▶ WHAT IS NEEDED
Scan the entries below and extract each line with the word "style" in it.

▶ DATASET EXTRACT
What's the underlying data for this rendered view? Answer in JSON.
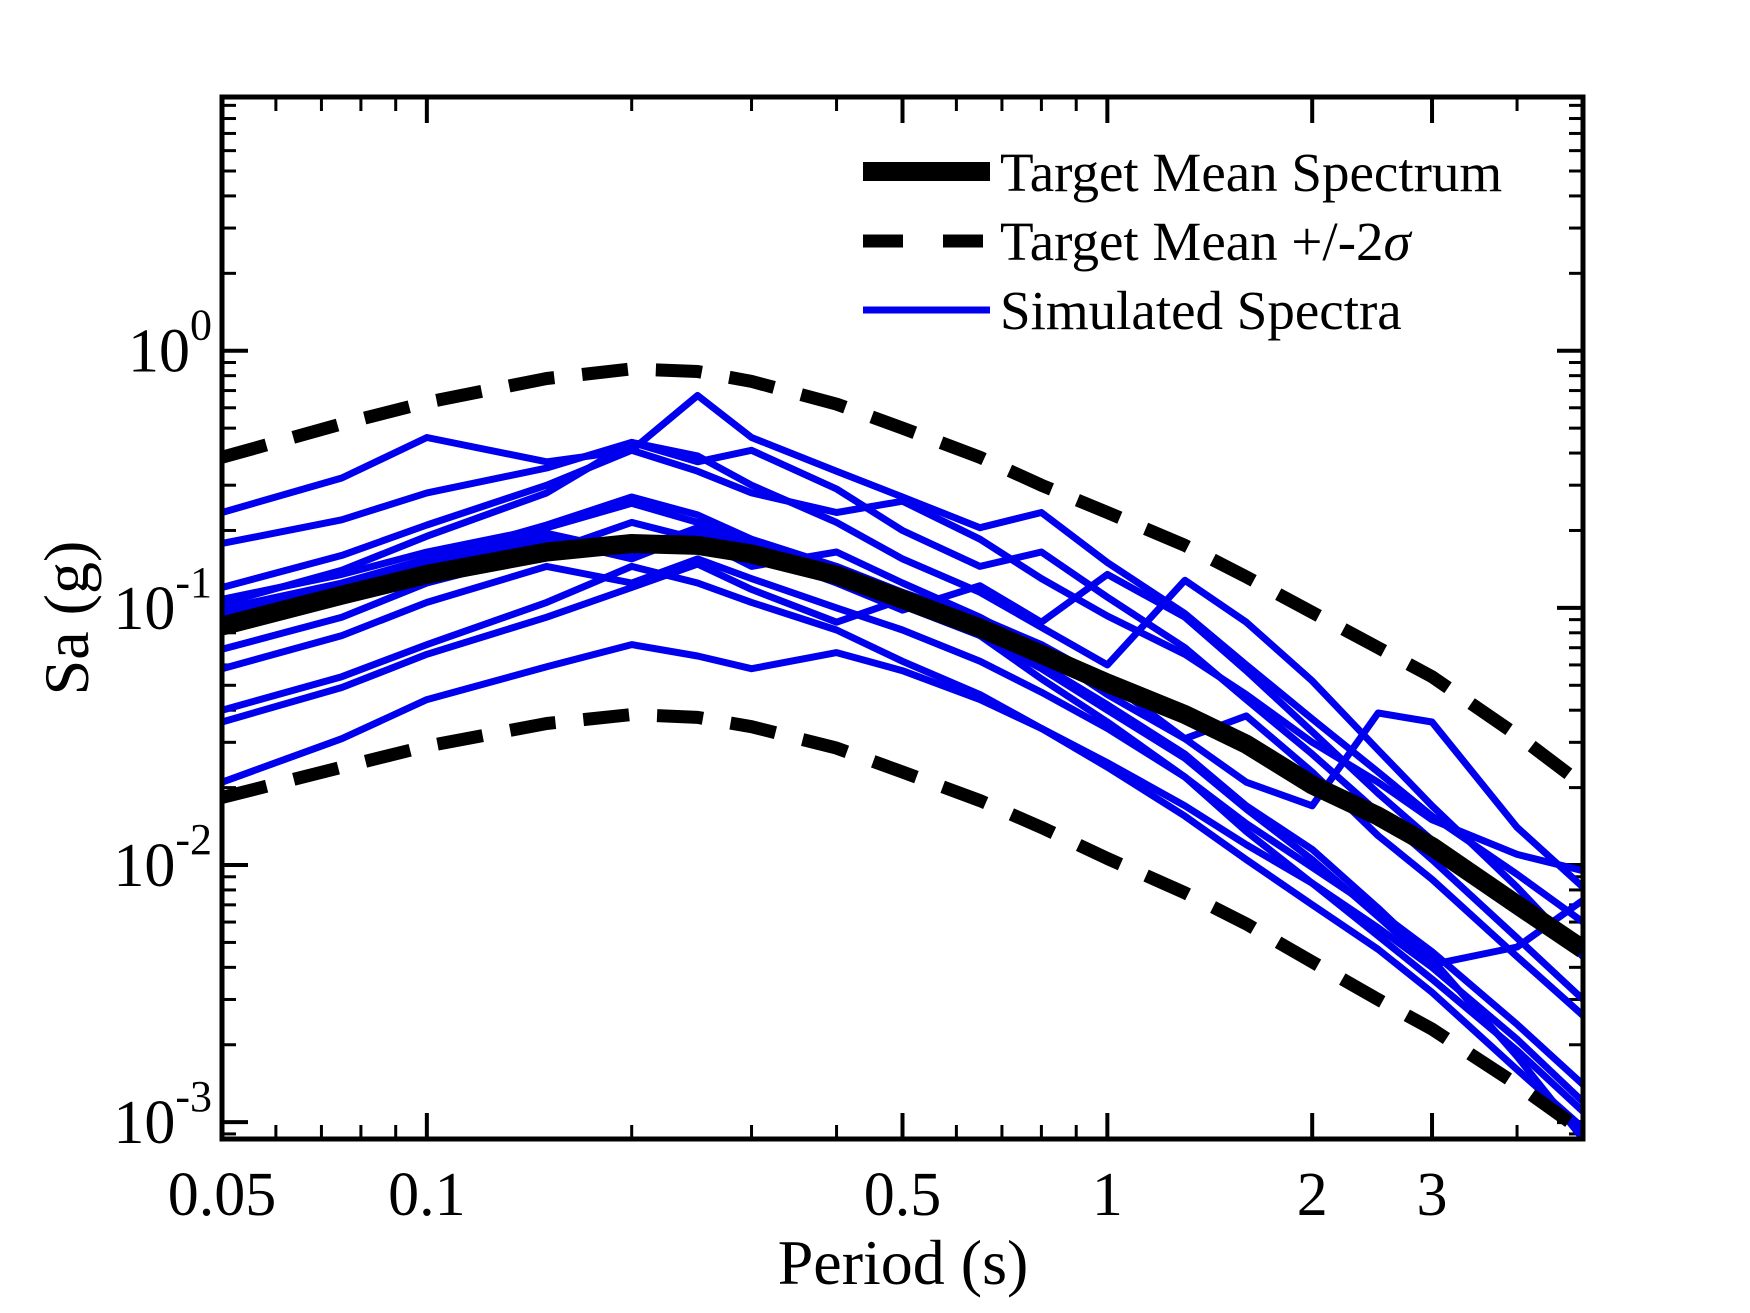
{
  "figure": {
    "xlabel": "Period (s)",
    "ylabel": "Sa (g)"
  },
  "legend": {
    "items": [
      {
        "label": "Target Mean Spectrum",
        "style": "thick-solid-black"
      },
      {
        "label_prefix": "Target Mean +/-2",
        "label_sigma": "σ",
        "style": "thick-dashed-black"
      },
      {
        "label": "Simulated Spectra",
        "style": "thin-solid-blue"
      }
    ]
  },
  "colors": {
    "target": "#000000",
    "simulated": "#0000EE",
    "background": "#ffffff"
  },
  "chart_data": {
    "type": "line",
    "title": "",
    "xlabel": "Period (s)",
    "ylabel": "Sa (g)",
    "xscale": "log",
    "yscale": "log",
    "xlim": [
      0.05,
      5.0
    ],
    "ylim": [
      0.00086,
      9.7
    ],
    "grid": false,
    "legend_position": "upper-right-inside-no-box",
    "x_ticks": {
      "labeled_values": [
        0.05,
        0.1,
        0.5,
        1,
        2,
        3
      ],
      "labels": [
        "0.05",
        "0.1",
        "0.5",
        "1",
        "2",
        "3"
      ],
      "minor_values": [
        0.06,
        0.07,
        0.08,
        0.09,
        0.2,
        0.3,
        0.4,
        0.6,
        0.7,
        0.8,
        0.9,
        4
      ]
    },
    "y_ticks": {
      "labeled_exponents": [
        0,
        -1,
        -2,
        -3
      ],
      "label_base": "10"
    },
    "periods": [
      0.05,
      0.075,
      0.1,
      0.15,
      0.2,
      0.25,
      0.3,
      0.4,
      0.5,
      0.65,
      0.8,
      1.0,
      1.3,
      1.6,
      2.0,
      2.5,
      3.0,
      4.0,
      5.0
    ],
    "series": [
      {
        "name": "Target Mean Spectrum",
        "role": "target-mean",
        "color": "#000000",
        "width": 19,
        "dash": null,
        "values": [
          0.085,
          0.112,
          0.135,
          0.165,
          0.178,
          0.175,
          0.162,
          0.134,
          0.108,
          0.0835,
          0.066,
          0.051,
          0.0385,
          0.0295,
          0.0205,
          0.0155,
          0.0118,
          0.007,
          0.0047
        ]
      },
      {
        "name": "Target Mean +2sigma",
        "role": "target-upper",
        "color": "#000000",
        "width": 13,
        "dash": "46 28",
        "values": [
          0.385,
          0.52,
          0.63,
          0.78,
          0.85,
          0.83,
          0.76,
          0.62,
          0.5,
          0.385,
          0.3,
          0.235,
          0.175,
          0.132,
          0.096,
          0.07,
          0.054,
          0.032,
          0.0205
        ]
      },
      {
        "name": "Target Mean -2sigma",
        "role": "target-lower",
        "color": "#000000",
        "width": 13,
        "dash": "46 28",
        "values": [
          0.0183,
          0.024,
          0.029,
          0.0355,
          0.0385,
          0.0375,
          0.0345,
          0.0285,
          0.023,
          0.0178,
          0.014,
          0.0106,
          0.0078,
          0.0059,
          0.0042,
          0.003,
          0.0023,
          0.0014,
          0.00092
        ]
      },
      {
        "name": "Simulated Spectrum 1",
        "role": "simulated",
        "color": "#0000EE",
        "width": 7,
        "dash": null,
        "values": [
          0.235,
          0.32,
          0.46,
          0.37,
          0.41,
          0.34,
          0.28,
          0.235,
          0.26,
          0.185,
          0.13,
          0.093,
          0.066,
          0.046,
          0.03,
          0.021,
          0.015,
          0.011,
          0.0095
        ]
      },
      {
        "name": "Simulated Spectrum 2",
        "role": "simulated",
        "color": "#0000EE",
        "width": 7,
        "dash": null,
        "values": [
          0.178,
          0.22,
          0.28,
          0.35,
          0.44,
          0.37,
          0.41,
          0.29,
          0.2,
          0.145,
          0.165,
          0.11,
          0.07,
          0.044,
          0.027,
          0.016,
          0.0105,
          0.0052,
          0.003
        ]
      },
      {
        "name": "Simulated Spectrum 3",
        "role": "simulated",
        "color": "#0000EE",
        "width": 7,
        "dash": null,
        "values": [
          0.12,
          0.16,
          0.21,
          0.3,
          0.41,
          0.67,
          0.46,
          0.34,
          0.27,
          0.205,
          0.235,
          0.15,
          0.095,
          0.06,
          0.037,
          0.023,
          0.0155,
          0.0092,
          0.006
        ]
      },
      {
        "name": "Simulated Spectrum 4",
        "role": "simulated",
        "color": "#0000EE",
        "width": 7,
        "dash": null,
        "values": [
          0.104,
          0.14,
          0.19,
          0.28,
          0.44,
          0.39,
          0.3,
          0.215,
          0.155,
          0.115,
          0.084,
          0.06,
          0.128,
          0.088,
          0.052,
          0.028,
          0.017,
          0.0082,
          0.0044
        ]
      },
      {
        "name": "Simulated Spectrum 5",
        "role": "simulated",
        "color": "#0000EE",
        "width": 7,
        "dash": null,
        "values": [
          0.099,
          0.125,
          0.155,
          0.21,
          0.27,
          0.23,
          0.185,
          0.145,
          0.115,
          0.091,
          0.072,
          0.052,
          0.031,
          0.021,
          0.017,
          0.039,
          0.036,
          0.014,
          0.0082
        ]
      },
      {
        "name": "Simulated Spectrum 6",
        "role": "simulated",
        "color": "#0000EE",
        "width": 7,
        "dash": null,
        "values": [
          0.094,
          0.115,
          0.145,
          0.185,
          0.155,
          0.195,
          0.165,
          0.125,
          0.098,
          0.122,
          0.088,
          0.135,
          0.092,
          0.057,
          0.033,
          0.019,
          0.0125,
          0.007,
          0.0046
        ]
      },
      {
        "name": "Simulated Spectrum 7",
        "role": "simulated",
        "color": "#0000EE",
        "width": 7,
        "dash": null,
        "values": [
          0.069,
          0.092,
          0.125,
          0.165,
          0.215,
          0.185,
          0.145,
          0.165,
          0.125,
          0.092,
          0.068,
          0.046,
          0.031,
          0.038,
          0.023,
          0.013,
          0.0088,
          0.0044,
          0.0026
        ]
      },
      {
        "name": "Simulated Spectrum 8",
        "role": "simulated",
        "color": "#0000EE",
        "width": 7,
        "dash": null,
        "values": [
          0.058,
          0.078,
          0.105,
          0.145,
          0.125,
          0.155,
          0.13,
          0.1,
          0.082,
          0.062,
          0.047,
          0.034,
          0.022,
          0.0145,
          0.0098,
          0.0066,
          0.0046,
          0.0024,
          0.0014
        ]
      },
      {
        "name": "Simulated Spectrum 9",
        "role": "simulated",
        "color": "#0000EE",
        "width": 7,
        "dash": null,
        "values": [
          0.04,
          0.054,
          0.072,
          0.105,
          0.145,
          0.125,
          0.105,
          0.082,
          0.062,
          0.046,
          0.034,
          0.024,
          0.0155,
          0.0105,
          0.007,
          0.0047,
          0.0032,
          0.0016,
          0.00095
        ]
      },
      {
        "name": "Simulated Spectrum 10",
        "role": "simulated",
        "color": "#0000EE",
        "width": 7,
        "dash": null,
        "values": [
          0.036,
          0.049,
          0.066,
          0.092,
          0.12,
          0.148,
          0.118,
          0.088,
          0.108,
          0.078,
          0.053,
          0.036,
          0.022,
          0.0135,
          0.0085,
          0.0053,
          0.0036,
          0.0019,
          0.0011
        ]
      },
      {
        "name": "Simulated Spectrum 11",
        "role": "simulated",
        "color": "#0000EE",
        "width": 7,
        "dash": null,
        "values": [
          0.021,
          0.031,
          0.044,
          0.059,
          0.072,
          0.065,
          0.058,
          0.067,
          0.057,
          0.044,
          0.034,
          0.025,
          0.017,
          0.012,
          0.0085,
          0.0057,
          0.004,
          0.0021,
          0.0012
        ]
      },
      {
        "name": "Simulated Spectrum 12",
        "role": "simulated",
        "color": "#0000EE",
        "width": 7,
        "dash": null,
        "values": [
          0.108,
          0.135,
          0.165,
          0.205,
          0.255,
          0.215,
          0.175,
          0.135,
          0.108,
          0.082,
          0.06,
          0.042,
          0.027,
          0.017,
          0.0115,
          0.0068,
          0.0043,
          0.0018,
          0.00086
        ]
      },
      {
        "name": "Simulated Spectrum 13",
        "role": "simulated",
        "color": "#0000EE",
        "width": 7,
        "dash": null,
        "values": [
          0.098,
          0.122,
          0.15,
          0.195,
          0.165,
          0.205,
          0.17,
          0.13,
          0.102,
          0.078,
          0.058,
          0.04,
          0.026,
          0.0165,
          0.0105,
          0.0063,
          0.0041,
          0.0048,
          0.0073
        ]
      }
    ]
  }
}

▶ WRITTEN RESPONSE
        "style": "thick-solid-black"
        "style": "thick-dashed-black"
        "style": "thin-solid-blue"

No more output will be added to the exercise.